## Start Data excerpts

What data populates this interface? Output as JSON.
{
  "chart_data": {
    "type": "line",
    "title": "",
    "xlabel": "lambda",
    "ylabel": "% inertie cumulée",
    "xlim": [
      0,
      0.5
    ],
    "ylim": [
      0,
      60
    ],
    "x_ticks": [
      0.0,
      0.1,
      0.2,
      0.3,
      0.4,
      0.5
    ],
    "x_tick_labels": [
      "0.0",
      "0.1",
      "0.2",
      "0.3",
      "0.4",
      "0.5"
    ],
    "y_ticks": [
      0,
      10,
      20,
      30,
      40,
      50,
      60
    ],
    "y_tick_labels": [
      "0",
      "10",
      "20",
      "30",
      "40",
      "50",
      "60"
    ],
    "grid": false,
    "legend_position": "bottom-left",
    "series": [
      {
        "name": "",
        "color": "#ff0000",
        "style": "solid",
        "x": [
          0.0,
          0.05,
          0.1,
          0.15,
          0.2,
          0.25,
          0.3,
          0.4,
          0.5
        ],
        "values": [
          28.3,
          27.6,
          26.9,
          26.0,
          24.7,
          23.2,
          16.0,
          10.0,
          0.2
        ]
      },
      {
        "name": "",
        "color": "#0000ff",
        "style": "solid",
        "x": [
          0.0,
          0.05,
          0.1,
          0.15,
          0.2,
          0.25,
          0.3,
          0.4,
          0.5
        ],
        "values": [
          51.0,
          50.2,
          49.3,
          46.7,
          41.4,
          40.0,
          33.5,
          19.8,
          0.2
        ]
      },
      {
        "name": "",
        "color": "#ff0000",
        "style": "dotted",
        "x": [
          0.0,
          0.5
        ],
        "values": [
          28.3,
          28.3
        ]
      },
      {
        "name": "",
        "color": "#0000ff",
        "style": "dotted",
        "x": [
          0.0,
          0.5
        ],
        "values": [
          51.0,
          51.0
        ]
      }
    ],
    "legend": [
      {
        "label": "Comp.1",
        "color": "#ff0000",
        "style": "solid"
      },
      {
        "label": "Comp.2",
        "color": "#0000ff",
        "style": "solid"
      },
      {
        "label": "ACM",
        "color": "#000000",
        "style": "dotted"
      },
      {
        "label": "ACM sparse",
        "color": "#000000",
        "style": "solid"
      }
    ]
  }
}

## End Data excerpts

- _Problem requirements_
Output all records verbatim.

- _Answer to the problem_
What data populates this interface? Output as JSON.
{
  "chart_data": {
    "type": "line",
    "title": "",
    "xlabel": "lambda",
    "ylabel": "% inertie cumulée",
    "xlim": [
      0,
      0.5
    ],
    "ylim": [
      0,
      60
    ],
    "x_ticks": [
      0.0,
      0.1,
      0.2,
      0.3,
      0.4,
      0.5
    ],
    "x_tick_labels": [
      "0.0",
      "0.1",
      "0.2",
      "0.3",
      "0.4",
      "0.5"
    ],
    "y_ticks": [
      0,
      10,
      20,
      30,
      40,
      50,
      60
    ],
    "y_tick_labels": [
      "0",
      "10",
      "20",
      "30",
      "40",
      "50",
      "60"
    ],
    "grid": false,
    "legend_position": "bottom-left",
    "series": [
      {
        "name": "",
        "color": "#ff0000",
        "style": "solid",
        "x": [
          0.0,
          0.05,
          0.1,
          0.15,
          0.2,
          0.25,
          0.3,
          0.4,
          0.5
        ],
        "values": [
          28.3,
          27.6,
          26.9,
          26.0,
          24.7,
          23.2,
          16.0,
          10.0,
          0.2
        ]
      },
      {
        "name": "",
        "color": "#0000ff",
        "style": "solid",
        "x": [
          0.0,
          0.05,
          0.1,
          0.15,
          0.2,
          0.25,
          0.3,
          0.4,
          0.5
        ],
        "values": [
          51.0,
          50.2,
          49.3,
          46.7,
          41.4,
          40.0,
          33.5,
          19.8,
          0.2
        ]
      },
      {
        "name": "",
        "color": "#ff0000",
        "style": "dotted",
        "x": [
          0.0,
          0.5
        ],
        "values": [
          28.3,
          28.3
        ]
      },
      {
        "name": "",
        "color": "#0000ff",
        "style": "dotted",
        "x": [
          0.0,
          0.5
        ],
        "values": [
          51.0,
          51.0
        ]
      }
    ],
    "legend": [
      {
        "label": "Comp.1",
        "color": "#ff0000",
        "style": "solid"
      },
      {
        "label": "Comp.2",
        "color": "#0000ff",
        "style": "solid"
      },
      {
        "label": "ACM",
        "color": "#000000",
        "style": "dotted"
      },
      {
        "label": "ACM sparse",
        "color": "#000000",
        "style": "solid"
      }
    ]
  }
}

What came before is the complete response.